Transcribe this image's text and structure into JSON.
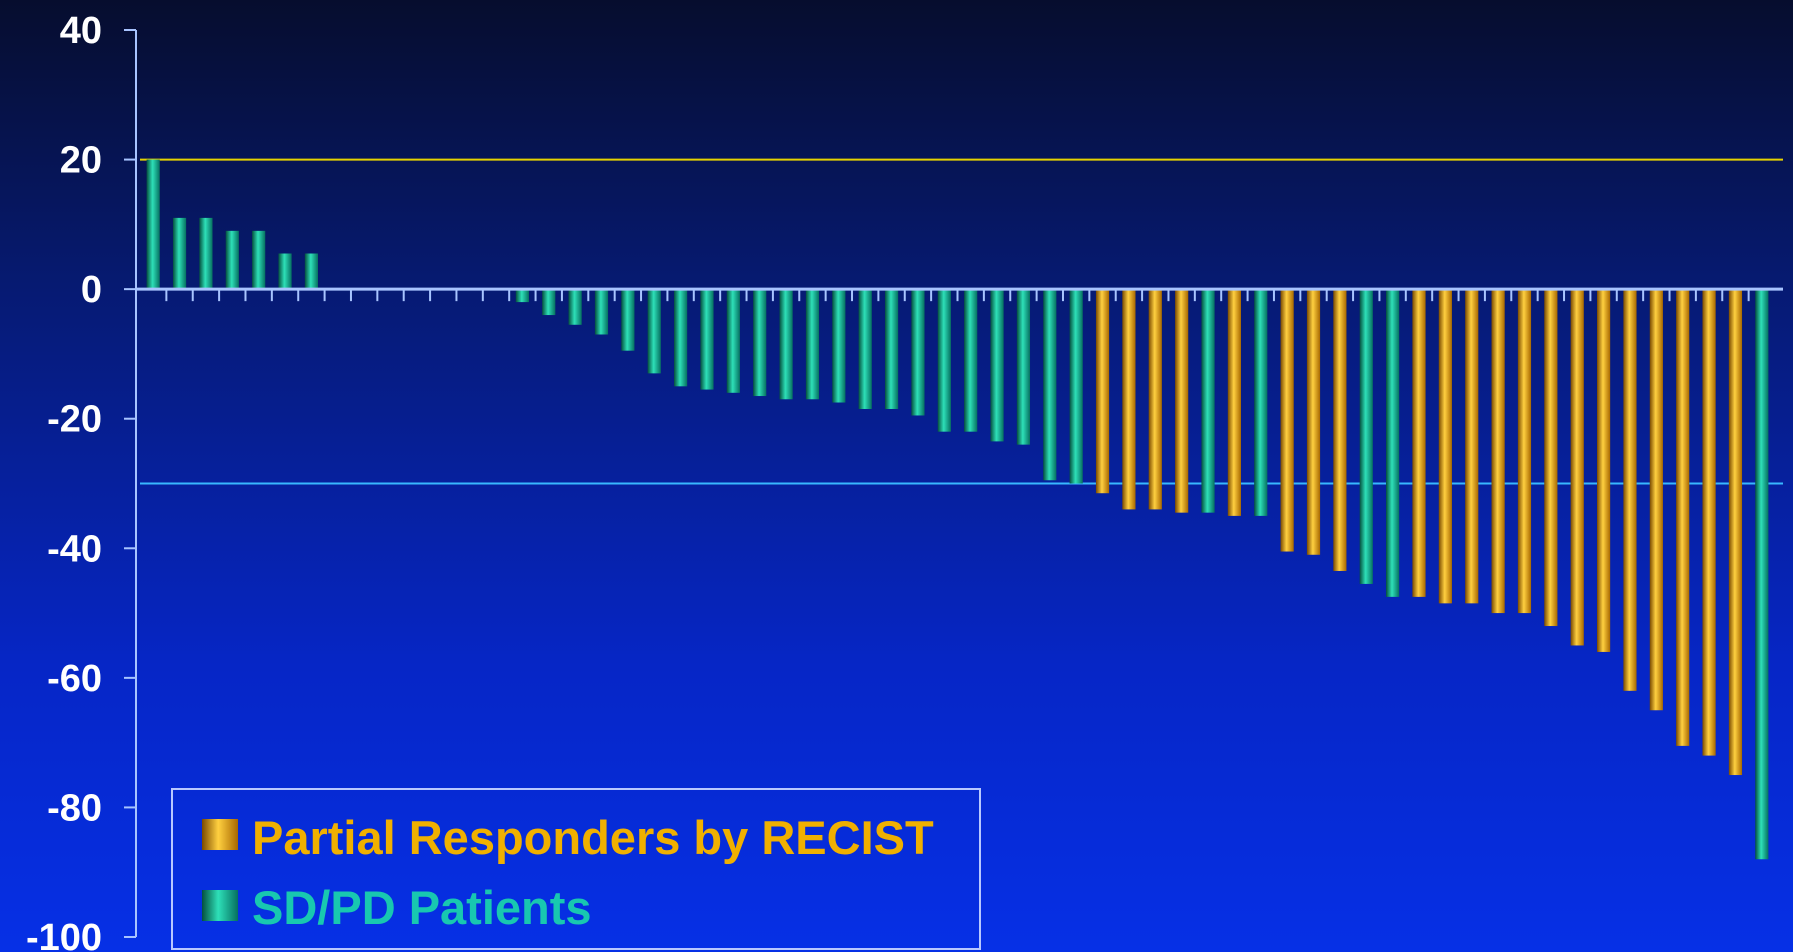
{
  "colors": {
    "pr": "#f0a800",
    "sdpd": "#10a88c",
    "threshold_upper": "#e6d200",
    "threshold_lower": "#38b8ff",
    "axis": "#a8c4ff",
    "tick_label": "#ffffff"
  },
  "legend": {
    "pr_label": "Partial Responders by RECIST",
    "sdpd_label": "SD/PD Patients",
    "placement": "bottom-left"
  },
  "chart_data": {
    "type": "bar",
    "title": "",
    "xlabel": "",
    "ylabel": "",
    "ylim": [
      -100,
      40
    ],
    "yticks": [
      40,
      20,
      0,
      -20,
      -40,
      -60,
      -80,
      -100
    ],
    "reference_lines": [
      20,
      -30
    ],
    "series": [
      {
        "name": "Partial Responders by RECIST",
        "key": "PR"
      },
      {
        "name": "SD/PD Patients",
        "key": "SDPD"
      }
    ],
    "bars": [
      {
        "v": 20,
        "g": "SDPD"
      },
      {
        "v": 11,
        "g": "SDPD"
      },
      {
        "v": 11,
        "g": "SDPD"
      },
      {
        "v": 9,
        "g": "SDPD"
      },
      {
        "v": 9,
        "g": "SDPD"
      },
      {
        "v": 5.5,
        "g": "SDPD"
      },
      {
        "v": 5.5,
        "g": "SDPD"
      },
      {
        "v": 0,
        "g": "SDPD"
      },
      {
        "v": 0,
        "g": "SDPD"
      },
      {
        "v": 0,
        "g": "SDPD"
      },
      {
        "v": 0,
        "g": "SDPD"
      },
      {
        "v": 0,
        "g": "SDPD"
      },
      {
        "v": 0,
        "g": "SDPD"
      },
      {
        "v": 0,
        "g": "SDPD"
      },
      {
        "v": -2,
        "g": "SDPD"
      },
      {
        "v": -4,
        "g": "SDPD"
      },
      {
        "v": -5.5,
        "g": "SDPD"
      },
      {
        "v": -7,
        "g": "SDPD"
      },
      {
        "v": -9.5,
        "g": "SDPD"
      },
      {
        "v": -13,
        "g": "SDPD"
      },
      {
        "v": -15,
        "g": "SDPD"
      },
      {
        "v": -15.5,
        "g": "SDPD"
      },
      {
        "v": -16,
        "g": "SDPD"
      },
      {
        "v": -16.5,
        "g": "SDPD"
      },
      {
        "v": -17,
        "g": "SDPD"
      },
      {
        "v": -17,
        "g": "SDPD"
      },
      {
        "v": -17.5,
        "g": "SDPD"
      },
      {
        "v": -18.5,
        "g": "SDPD"
      },
      {
        "v": -18.5,
        "g": "SDPD"
      },
      {
        "v": -19.5,
        "g": "SDPD"
      },
      {
        "v": -22,
        "g": "SDPD"
      },
      {
        "v": -22,
        "g": "SDPD"
      },
      {
        "v": -23.5,
        "g": "SDPD"
      },
      {
        "v": -24,
        "g": "SDPD"
      },
      {
        "v": -29.5,
        "g": "SDPD"
      },
      {
        "v": -30,
        "g": "SDPD"
      },
      {
        "v": -31.5,
        "g": "PR"
      },
      {
        "v": -34,
        "g": "PR"
      },
      {
        "v": -34,
        "g": "PR"
      },
      {
        "v": -34.5,
        "g": "PR"
      },
      {
        "v": -34.5,
        "g": "SDPD"
      },
      {
        "v": -35,
        "g": "PR"
      },
      {
        "v": -35,
        "g": "SDPD"
      },
      {
        "v": -40.5,
        "g": "PR"
      },
      {
        "v": -41,
        "g": "PR"
      },
      {
        "v": -43.5,
        "g": "PR"
      },
      {
        "v": -45.5,
        "g": "SDPD"
      },
      {
        "v": -47.5,
        "g": "SDPD"
      },
      {
        "v": -47.5,
        "g": "PR"
      },
      {
        "v": -48.5,
        "g": "PR"
      },
      {
        "v": -48.5,
        "g": "PR"
      },
      {
        "v": -50,
        "g": "PR"
      },
      {
        "v": -50,
        "g": "PR"
      },
      {
        "v": -52,
        "g": "PR"
      },
      {
        "v": -55,
        "g": "PR"
      },
      {
        "v": -56,
        "g": "PR"
      },
      {
        "v": -62,
        "g": "PR"
      },
      {
        "v": -65,
        "g": "PR"
      },
      {
        "v": -70.5,
        "g": "PR"
      },
      {
        "v": -72,
        "g": "PR"
      },
      {
        "v": -75,
        "g": "PR"
      },
      {
        "v": -88,
        "g": "SDPD"
      }
    ]
  }
}
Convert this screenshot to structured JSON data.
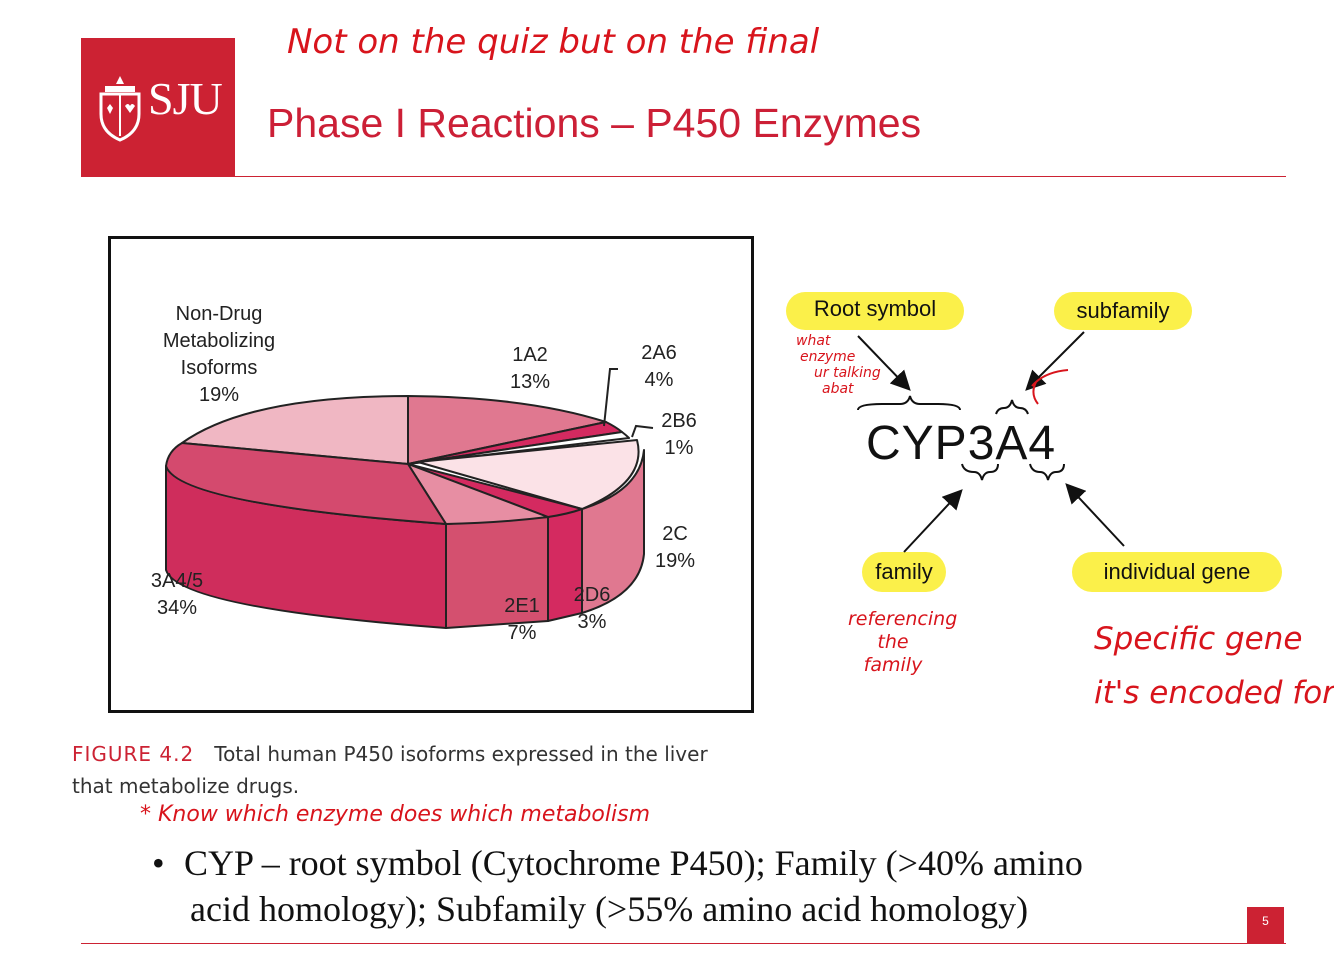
{
  "header": {
    "logo_text": "SJU",
    "title": "Phase I Reactions – P450 Enzymes",
    "handwritten_note": "Not on the quiz but on the final"
  },
  "chart_data": {
    "type": "pie",
    "slices": [
      {
        "label": "Non-Drug Metabolizing Isoforms",
        "value": 19,
        "value_label": "19%"
      },
      {
        "label": "1A2",
        "value": 13,
        "value_label": "13%"
      },
      {
        "label": "2A6",
        "value": 4,
        "value_label": "4%"
      },
      {
        "label": "2B6",
        "value": 1,
        "value_label": "1%"
      },
      {
        "label": "2C",
        "value": 19,
        "value_label": "19%"
      },
      {
        "label": "2D6",
        "value": 3,
        "value_label": "3%"
      },
      {
        "label": "2E1",
        "value": 7,
        "value_label": "7%"
      },
      {
        "label": "3A4/5",
        "value": 34,
        "value_label": "34%"
      }
    ],
    "label_lines": {
      "nondrug": [
        "Non-Drug",
        "Metabolizing",
        "Isoforms",
        "19%"
      ]
    },
    "colors": {
      "light": "#f0b7c3",
      "pink": "#e07890",
      "mid": "#d44a6e",
      "deep": "#cf2d5c",
      "pale": "#fbe2e7",
      "magenta": "#d42a60"
    }
  },
  "caption": {
    "figure_label": "FIGURE 4.2",
    "text_line1": "Total human P450 isoforms expressed in the liver",
    "text_line2": "that metabolize drugs.",
    "handwritten_note": "* Know which enzyme does which metabolism"
  },
  "diagram": {
    "name": "CYP3A4",
    "root_symbol": "Root symbol",
    "subfamily": "subfamily",
    "family": "family",
    "individual_gene": "individual gene",
    "note_root": [
      "what",
      "enzyme",
      "ur talking",
      "abat"
    ],
    "note_family": [
      "referencing",
      "the",
      "family"
    ],
    "note_gene": [
      "Specific gene",
      "it's encoded for"
    ]
  },
  "bullet": {
    "line1": "CYP – root symbol (Cytochrome P450); Family (>40% amino",
    "line2": "acid homology); Subfamily (>55% amino acid homology)"
  },
  "page_number": "5"
}
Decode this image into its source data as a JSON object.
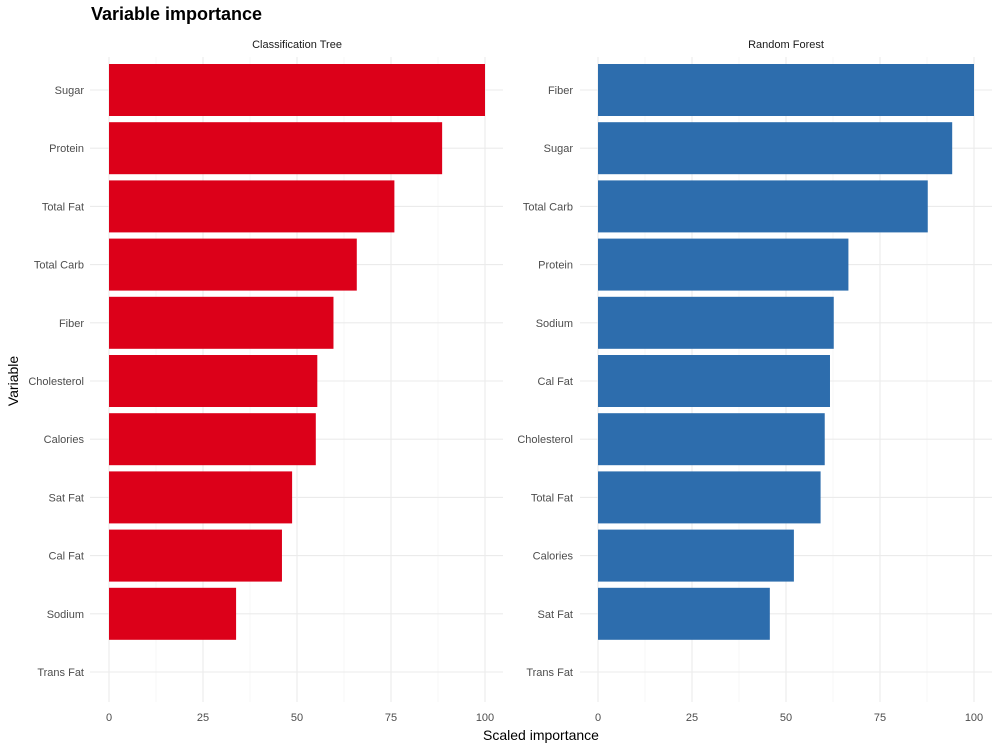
{
  "chart_data": {
    "type": "bar",
    "orientation": "horizontal",
    "title": "Variable importance",
    "xlabel": "Scaled importance",
    "ylabel": "Variable",
    "xlim": [
      0,
      100
    ],
    "x_ticks": [
      "0",
      "25",
      "50",
      "75",
      "100"
    ],
    "grid": true,
    "legend": "none",
    "panels": [
      {
        "name": "Classification Tree",
        "color": "#DC0019",
        "categories": [
          "Sugar",
          "Protein",
          "Total Fat",
          "Total Carb",
          "Fiber",
          "Cholesterol",
          "Calories",
          "Sat Fat",
          "Cal Fat",
          "Sodium",
          "Trans Fat"
        ],
        "values": [
          100,
          88.6,
          75.9,
          65.9,
          59.7,
          55.4,
          55.0,
          48.7,
          46.0,
          33.8,
          0
        ]
      },
      {
        "name": "Random Forest",
        "color": "#2D6DAD",
        "categories": [
          "Fiber",
          "Sugar",
          "Total Carb",
          "Protein",
          "Sodium",
          "Cal Fat",
          "Cholesterol",
          "Total Fat",
          "Calories",
          "Sat Fat",
          "Trans Fat"
        ],
        "values": [
          100,
          94.2,
          87.7,
          66.6,
          62.7,
          61.7,
          60.3,
          59.2,
          52.1,
          45.7,
          0
        ]
      }
    ]
  }
}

================

### Exercise prompt
Filtering the entries above by the word "JSON", copy each line that matches.

### Answer to this problem
Transcribe this image's text and structure into JSON.
Convert this screenshot to structured JSON data.
Decode this image into its source data as a JSON object.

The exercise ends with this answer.